• What you are asked to do
Transcribe the records below exactly, leaving out any pictures.

[begin Excerpted data]

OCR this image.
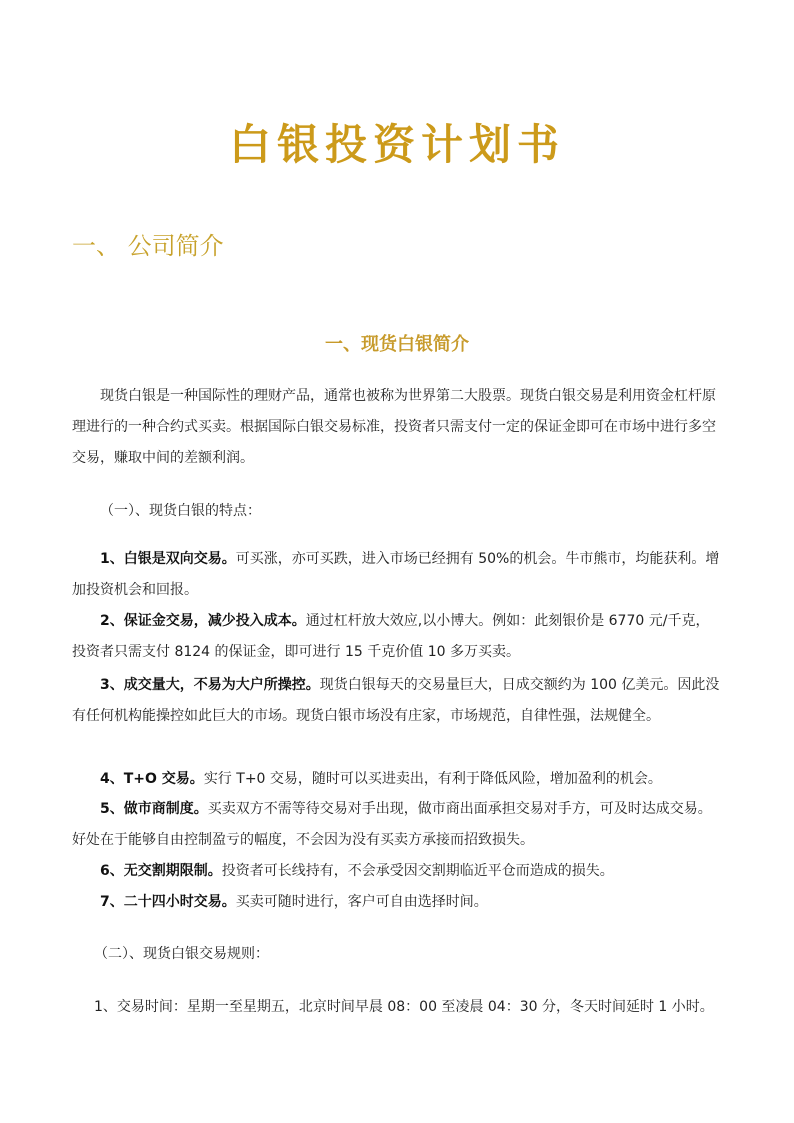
白银投资计划书
一、 公司简介
一、现货白银简介
现货白银是一种国际性的理财产品，通常也被称为世界第二大股票。现货白银交易是利用资金杠杆原理进行的一种合约式买卖。根据国际白银交易标准，投资者只需支付一定的保证金即可在市场中进行多空交易，赚取中间的差额利润。
（一）、现货白银的特点：
1、白银是双向交易。可买涨，亦可买跌，进入市场已经拥有 50%的机会。牛市熊市，均能获利。增加投资机会和回报。
2、保证金交易，减少投入成本。通过杠杆放大效应,以小博大。例如：此刻银价是 6770 元/千克，投资者只需支付 8124 的保证金，即可进行 15 千克价值 10 多万买卖。
3、成交量大，不易为大户所操控。现货白银每天的交易量巨大，日成交额约为 100 亿美元。因此没有任何机构能操控如此巨大的市场。现货白银市场没有庄家，市场规范，自律性强，法规健全。
4、T+O 交易。实行 T+0 交易，随时可以买进卖出，有利于降低风险，增加盈利的机会。
5、做市商制度。买卖双方不需等待交易对手出现，做市商出面承担交易对手方，可及时达成交易。好处在于能够自由控制盈亏的幅度，不会因为没有买卖方承接而招致损失。
6、无交割期限制。投资者可长线持有，不会承受因交割期临近平仓而造成的损失。
7、二十四小时交易。买卖可随时进行，客户可自由选择时间。
（二）、现货白银交易规则：
1、交易时间：星期一至星期五，北京时间早晨 08：00 至凌晨 04：30 分，冬天时间延时 1 小时。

[end Excerpted data]

• The response
OCR this image.
白银投资计划书
一、 公司简介
一、现货白银简介
现货白银是一种国际性的理财产品，通常也被称为世界第二大股票。现货白银交易是利用资金杠杆原理进行的一种合约式买卖。根据国际白银交易标准，投资者只需支付一定的保证金即可在市场中进行多空交易，赚取中间的差额利润。
（一）、现货白银的特点：
1、白银是双向交易。可买涨，亦可买跌，进入市场已经拥有 50%的机会。牛市熊市，均能获利。增加投资机会和回报。
2、保证金交易，减少投入成本。通过杠杆放大效应,以小博大。例如：此刻银价是 6770 元/千克，投资者只需支付 8124 的保证金，即可进行 15 千克价值 10 多万买卖。
3、成交量大，不易为大户所操控。现货白银每天的交易量巨大，日成交额约为 100 亿美元。因此没有任何机构能操控如此巨大的市场。现货白银市场没有庄家，市场规范，自律性强，法规健全。
4、T+O 交易。实行 T+0 交易，随时可以买进卖出，有利于降低风险，增加盈利的机会。
5、做市商制度。买卖双方不需等待交易对手出现，做市商出面承担交易对手方，可及时达成交易。好处在于能够自由控制盈亏的幅度，不会因为没有买卖方承接而招致损失。
6、无交割期限制。投资者可长线持有，不会承受因交割期临近平仓而造成的损失。
7、二十四小时交易。买卖可随时进行，客户可自由选择时间。
（二）、现货白银交易规则：
1、交易时间：星期一至星期五，北京时间早晨 08：00 至凌晨 04：30 分，冬天时间延时 1 小时。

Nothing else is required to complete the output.